-- Exercise inputs start --

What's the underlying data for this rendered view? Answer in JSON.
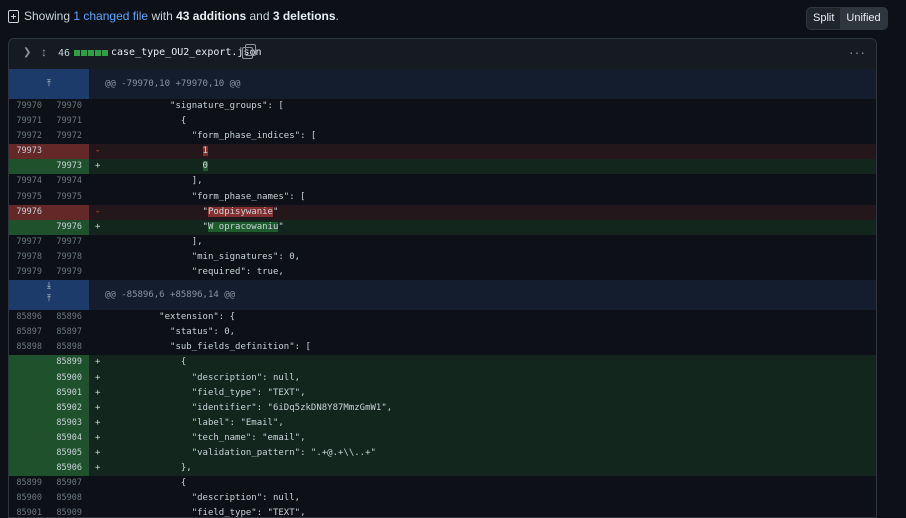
{
  "summary": {
    "prefix": "Showing ",
    "changed": "1 changed file",
    "mid1": " with ",
    "additions": "43 additions",
    "mid2": " and ",
    "deletions": "3 deletions",
    "suffix": "."
  },
  "view_toggle": {
    "split": "Split",
    "unified": "Unified",
    "active": "Unified"
  },
  "file": {
    "changes": "46",
    "name": "case_type_OU2_export.json",
    "more": "···"
  },
  "hunk1": {
    "header": "@@ -79970,10 +79970,10 @@",
    "lines": [
      {
        "type": "ctx",
        "old": "79970",
        "new": "79970",
        "code": "            \"signature_groups\": ["
      },
      {
        "type": "ctx",
        "old": "79971",
        "new": "79971",
        "code": "              {"
      },
      {
        "type": "ctx",
        "old": "79972",
        "new": "79972",
        "code": "                \"form_phase_indices\": ["
      },
      {
        "type": "del",
        "old": "79973",
        "new": "",
        "pre": "                  ",
        "hl": "1",
        "post": ""
      },
      {
        "type": "add",
        "old": "",
        "new": "79973",
        "pre": "                  ",
        "hl": "0",
        "post": ""
      },
      {
        "type": "ctx",
        "old": "79974",
        "new": "79974",
        "code": "                ],"
      },
      {
        "type": "ctx",
        "old": "79975",
        "new": "79975",
        "code": "                \"form_phase_names\": ["
      },
      {
        "type": "del",
        "old": "79976",
        "new": "",
        "pre": "                  \"",
        "hl": "Podpisywanie",
        "post": "\""
      },
      {
        "type": "add",
        "old": "",
        "new": "79976",
        "pre": "                  \"",
        "hl": "W opracowaniu",
        "post": "\""
      },
      {
        "type": "ctx",
        "old": "79977",
        "new": "79977",
        "code": "                ],"
      },
      {
        "type": "ctx",
        "old": "79978",
        "new": "79978",
        "code": "                \"min_signatures\": 0,"
      },
      {
        "type": "ctx",
        "old": "79979",
        "new": "79979",
        "code": "                \"required\": true,"
      }
    ]
  },
  "hunk2": {
    "header": "@@ -85896,6 +85896,14 @@",
    "lines": [
      {
        "type": "ctx",
        "old": "85896",
        "new": "85896",
        "code": "          \"extension\": {"
      },
      {
        "type": "ctx",
        "old": "85897",
        "new": "85897",
        "code": "            \"status\": 0,"
      },
      {
        "type": "ctx",
        "old": "85898",
        "new": "85898",
        "code": "            \"sub_fields_definition\": ["
      },
      {
        "type": "add",
        "old": "",
        "new": "85899",
        "code": "              {"
      },
      {
        "type": "add",
        "old": "",
        "new": "85900",
        "code": "                \"description\": null,"
      },
      {
        "type": "add",
        "old": "",
        "new": "85901",
        "code": "                \"field_type\": \"TEXT\","
      },
      {
        "type": "add",
        "old": "",
        "new": "85902",
        "code": "                \"identifier\": \"6iDq5zkDN8Y87MmzGmW1\","
      },
      {
        "type": "add",
        "old": "",
        "new": "85903",
        "code": "                \"label\": \"Email\","
      },
      {
        "type": "add",
        "old": "",
        "new": "85904",
        "code": "                \"tech_name\": \"email\","
      },
      {
        "type": "add",
        "old": "",
        "new": "85905",
        "code": "                \"validation_pattern\": \".+@.+\\\\..+\""
      },
      {
        "type": "add",
        "old": "",
        "new": "85906",
        "code": "              },"
      },
      {
        "type": "ctx",
        "old": "85899",
        "new": "85907",
        "code": "              {"
      },
      {
        "type": "ctx",
        "old": "85900",
        "new": "85908",
        "code": "                \"description\": null,"
      },
      {
        "type": "ctx",
        "old": "85901",
        "new": "85909",
        "code": "                \"field_type\": \"TEXT\","
      }
    ]
  }
}
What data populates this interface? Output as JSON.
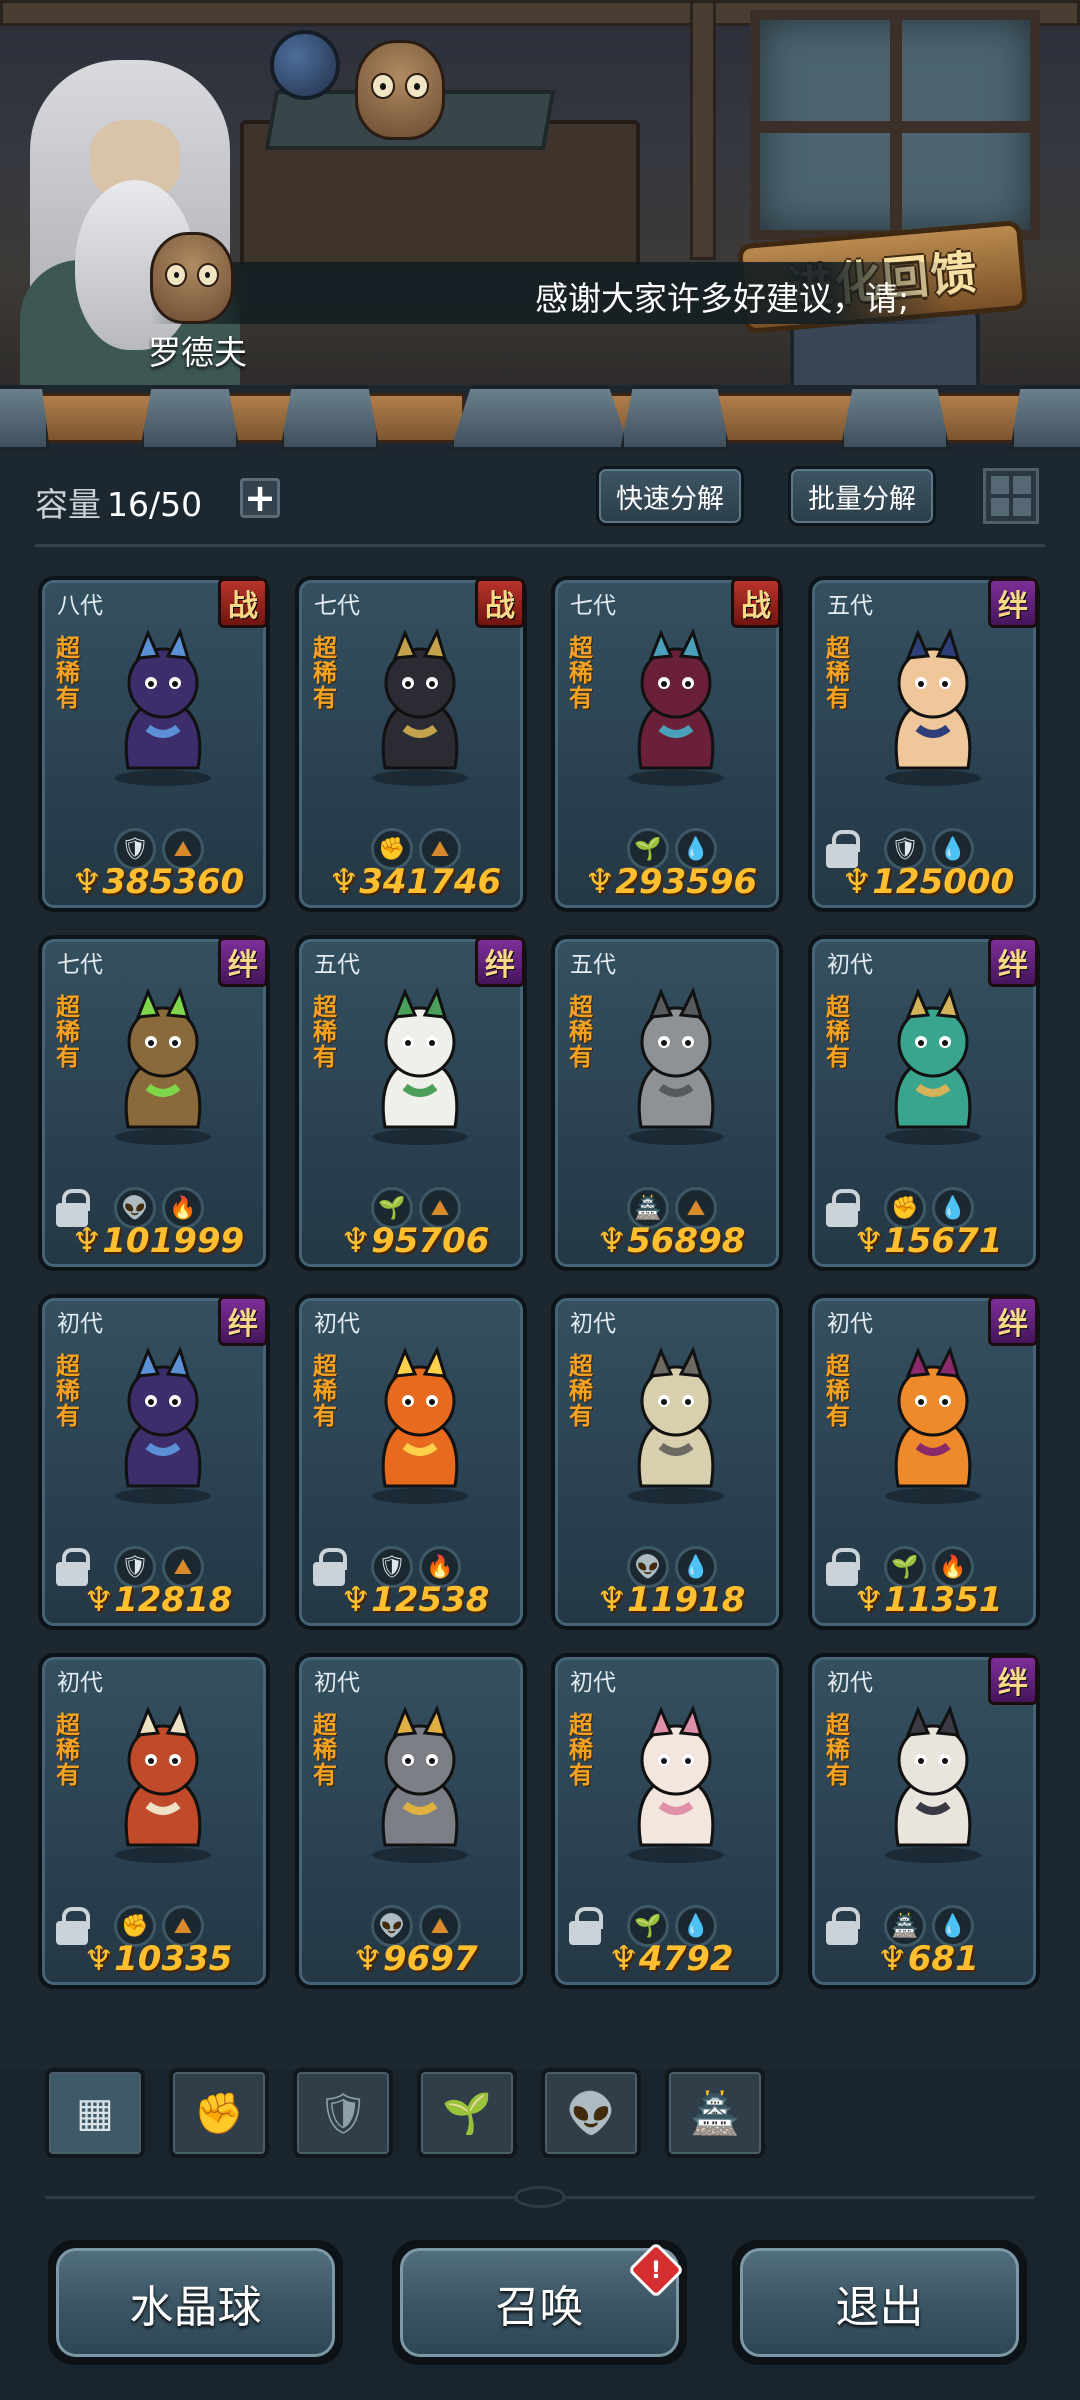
{
  "banner": {
    "evolution_sign": "进化回馈",
    "ticker": "感谢大家许多好建议，请;",
    "speaker": "罗德夫"
  },
  "inventory": {
    "capacity_label": "容量",
    "capacity_value": "16/50",
    "quick_decompose": "快速分解",
    "batch_decompose": "批量分解"
  },
  "cards": [
    {
      "gen": "八代",
      "rarity": "超稀有",
      "badge": "战",
      "power": "385360",
      "locked": false,
      "icons": [
        "shield",
        "earth"
      ],
      "art": "witch"
    },
    {
      "gen": "七代",
      "rarity": "超稀有",
      "badge": "战",
      "power": "341746",
      "locked": false,
      "icons": [
        "fist",
        "earth"
      ],
      "art": "wolf"
    },
    {
      "gen": "七代",
      "rarity": "超稀有",
      "badge": "战",
      "power": "293596",
      "locked": false,
      "icons": [
        "leaf",
        "water"
      ],
      "art": "spider"
    },
    {
      "gen": "五代",
      "rarity": "超稀有",
      "badge": "绊",
      "power": "125000",
      "locked": true,
      "icons": [
        "shield",
        "water"
      ],
      "art": "bunny"
    },
    {
      "gen": "七代",
      "rarity": "超稀有",
      "badge": "绊",
      "power": "101999",
      "locked": true,
      "icons": [
        "alien",
        "fire"
      ],
      "art": "lizard"
    },
    {
      "gen": "五代",
      "rarity": "超稀有",
      "badge": "绊",
      "power": "95706",
      "locked": false,
      "icons": [
        "leaf",
        "earth"
      ],
      "art": "owl"
    },
    {
      "gen": "五代",
      "rarity": "超稀有",
      "badge": "",
      "power": "56898",
      "locked": false,
      "icons": [
        "tower",
        "earth"
      ],
      "art": "knight"
    },
    {
      "gen": "初代",
      "rarity": "超稀有",
      "badge": "绊",
      "power": "15671",
      "locked": true,
      "icons": [
        "fist",
        "water"
      ],
      "art": "wave"
    },
    {
      "gen": "初代",
      "rarity": "超稀有",
      "badge": "绊",
      "power": "12818",
      "locked": true,
      "icons": [
        "shield",
        "earth"
      ],
      "art": "witch"
    },
    {
      "gen": "初代",
      "rarity": "超稀有",
      "badge": "",
      "power": "12538",
      "locked": true,
      "icons": [
        "shield",
        "fire"
      ],
      "art": "flame"
    },
    {
      "gen": "初代",
      "rarity": "超稀有",
      "badge": "",
      "power": "11918",
      "locked": false,
      "icons": [
        "alien",
        "water"
      ],
      "art": "serpent"
    },
    {
      "gen": "初代",
      "rarity": "超稀有",
      "badge": "绊",
      "power": "11351",
      "locked": true,
      "icons": [
        "leaf",
        "fire"
      ],
      "art": "fairy"
    },
    {
      "gen": "初代",
      "rarity": "超稀有",
      "badge": "",
      "power": "10335",
      "locked": true,
      "icons": [
        "fist",
        "earth"
      ],
      "art": "blob"
    },
    {
      "gen": "初代",
      "rarity": "超稀有",
      "badge": "",
      "power": "9697",
      "locked": false,
      "icons": [
        "alien",
        "earth"
      ],
      "art": "dragonfly"
    },
    {
      "gen": "初代",
      "rarity": "超稀有",
      "badge": "",
      "power": "4792",
      "locked": true,
      "icons": [
        "leaf",
        "water"
      ],
      "art": "sheep"
    },
    {
      "gen": "初代",
      "rarity": "超稀有",
      "badge": "绊",
      "power": "681",
      "locked": true,
      "icons": [
        "tower",
        "water"
      ],
      "art": "dragon"
    }
  ],
  "tabs": [
    "all-icon",
    "fist-icon",
    "shield-icon",
    "leaf-icon",
    "alien-icon",
    "tower-icon"
  ],
  "buttons": {
    "crystal_ball": "水晶球",
    "summon": "召唤",
    "summon_alert": "!",
    "exit": "退出"
  },
  "colors": {
    "power": "#ffbf2e",
    "rarity": "#f3a221",
    "badge_war": "#b8342b",
    "badge_bond": "#7d2f9a",
    "card_bg": "#2b4252"
  }
}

-- Exercise inputs end --

Filter lines by "this" and return each hit.

Final result:
What's the underlying data for this rendered view? Answer in JSON.
What data populates this interface? Output as JSON.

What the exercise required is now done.